課題内容: 副業から正社員入社に至った経緯を語る以下のインタビュー記事について、最後の文に続く部分を書いてください。

══ 提示文 ══

その後しばらく一緒に仕事をしながら、当社に正社員として入社してもらうために、任せたい役割や年収レンジなどを記載したオファーレターを梅沢さんに出しました。それが今から1年くらい前で、このときは「本業でチームを持ってプロジェクトを進めているから」と断られてしまったんです。その後2回ほどオファーレターを更新して、タイミングを見ながら梅沢さんに送っていました。しつこくお誘いしても迷惑だと思ったので、「あくまでこちらからのオファーなので考えてもらうだけでよいから」といった感じでしたね。
それからあるときに梅沢さんとお食事する機会があって、将来のビジョンなどを説明しながら、これからも協力してほしいと対面で話したりもしていましたね。その半年後くらいに、梅沢さんから「もっとコミットするという選択肢はありますか?」と言ってもらえて。2023年1月に正社員として入社してもらいました。
梅沢氏
2021年4月に副業人材としてジョインし、同年の夏頃に松下さんが東京に来たタイミングでランチをしました。別れてすぐに「これからも頑張っていきましょう」と熱いメッセージをSlackで送っていただき、とても熱量のある人だなと感じていました。翌年の1月に事業の構想などを話し合っている中でも、オファーレターもいただいたんです。
そのときはお断りしたのですが、オプティマインドの業務をお手伝いして1年が過ぎたあたりから、これからも続けるならフルコミットしていかなければ逆に失礼かもしれないという思いが強くなっていました。また、新規事業の相談を受けていたのですが、そのビジネスに大きな可能性も感じたので、正式に参画してフルコミットすることにしました。
松下氏
詳しくは説明できないのですが、今まで攻めていなかったターゲットに向けて、現サービスをより発展させてスケールさせるビジネスを梅沢さんと話し合っていました。
梅沢氏
そうした相談を受ける中で、事業を大きくしていく過程でコミットできることがたくさんあると感じていました。そこでバリューを発揮できるのは、私にとって大きなモチベーションになりますから。
副業だからこそ経験できること、磨けるスキルがある
梅沢氏
前職でIPOも経験し、ある程度規模も大きくなってきたタイミングで、再び事業を0→1、1→10にするような仕事に関わりたいと思い副業を始めました。そのときは転職をまったく考えておらず、副業人材として他社で仕事をしつつ、自分の経験値を増やしていくのが目的でした。世の中の役に立つ仕事をしたかったので、社会福祉系の仕事にも関わっています。
梅沢氏
業務量的な面では大変だとは思いませんでした。ただ難しいと感じていたのが、リモートで行うオプティマインドのマーケティング部門のメンバーの方たちとの効率的なコミュニケーションですね。どうすればモチベーションを上げることができるか。そして、結果が出るようにパフォーマンスを引き出す支援ができるか。副業という立場ではありましたが、そのような部分は苦戦しました。

═══
══ 提供情報 ══

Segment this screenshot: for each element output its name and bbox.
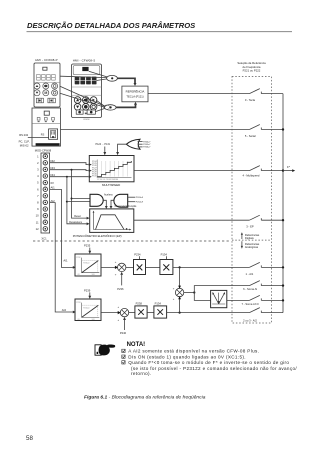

═══

本問の解答:
梅沢氏
マーケティング部門の社員が自分たちで気づきを得ながら、自発的に動けるようになることが重要です。そこで、彼らの支援を中心に業務を組み立てました。具体的には、資料のフォーマットや会議体をアレンジしたり、マーケティング部門がさらに頑張っていける土台のようなものを作成の工夫をしました。そうした取り組みが奏功し、マーケティング部門が掲げる数値を倍以上に引き上げることができるなど成果も出たのだと思います。ただ、元々のメンバー皆さんの頑張りが大きいです。
本業のメンバーに対してなら、シンプルに指示を出せば解決するかもしれませんが、副業の場合はそうはいきません。松下さんと話し合いながら、マーケティング部門の価値が向上するように行動していました。こうした取り組みは、良い経験になりましたね。
副業が、ミスマッチを減らす新たな採用手法になる
梅沢氏
事業のことを理解した上でその会社に入れることや、どんな方が働いているかがわかることは、大きなメリットだと思います。オプティマインドに正式に参画するまでに、結果として半年以上かけて仕事を整理していきました。そうした手順の踏みやすさもメリットだと感じています。
松下氏
入社者に対しての「期待値のギャップ」がないのがいいですね。カルチャーが本当に合うのか、パフォーマンスを発揮できるか――そうした部分までは、通常の採用では見えづらいので。
また、CxOクラスやマネージャー候補を採用するにしても、いきなり既存社員の上に置くことは難しいですよね。半年、1年と実績を積んでからでないと、ハレーションが起こる可能性がありますから。それが梅沢さんの場合は、他の社員も彼がどんな実績を持っているかわかっていますので、細かい説明が不要な点もメリットになると思います。
梅沢氏
はい。以前転職を経験したときよりもスムーズだと感じています。オプティマインド入社後のミッションも事前にわかっていたので、迷うことなく業務を進めていくことができますね。普通の転職なら、入社直後はまずは自分で仕事を見つけるといったことも必要になりますが、そういったこともせずに、入社初日から業務を行なっていました。
松下氏
唯一困っているのが、いまだに「副業の梅沢さん」というイメージが抜けないことです(笑)。他の社員も慣れるのに、少し時間がかかりました。
松下氏
今は企業が人を選ぶのではなく、人が企業を選ぶ時代です。企業側は選んでもらうために、小手先の採用手法に頼るのではなく、事業の成長性や組織の魅力で勝負していくべきです。しかし、通常の採用プロセスだと、自社をそこまでアピールするのは難しい。だからこそ、副業がその企業を見極めるためのチャネルになっていくのではないでしょうか。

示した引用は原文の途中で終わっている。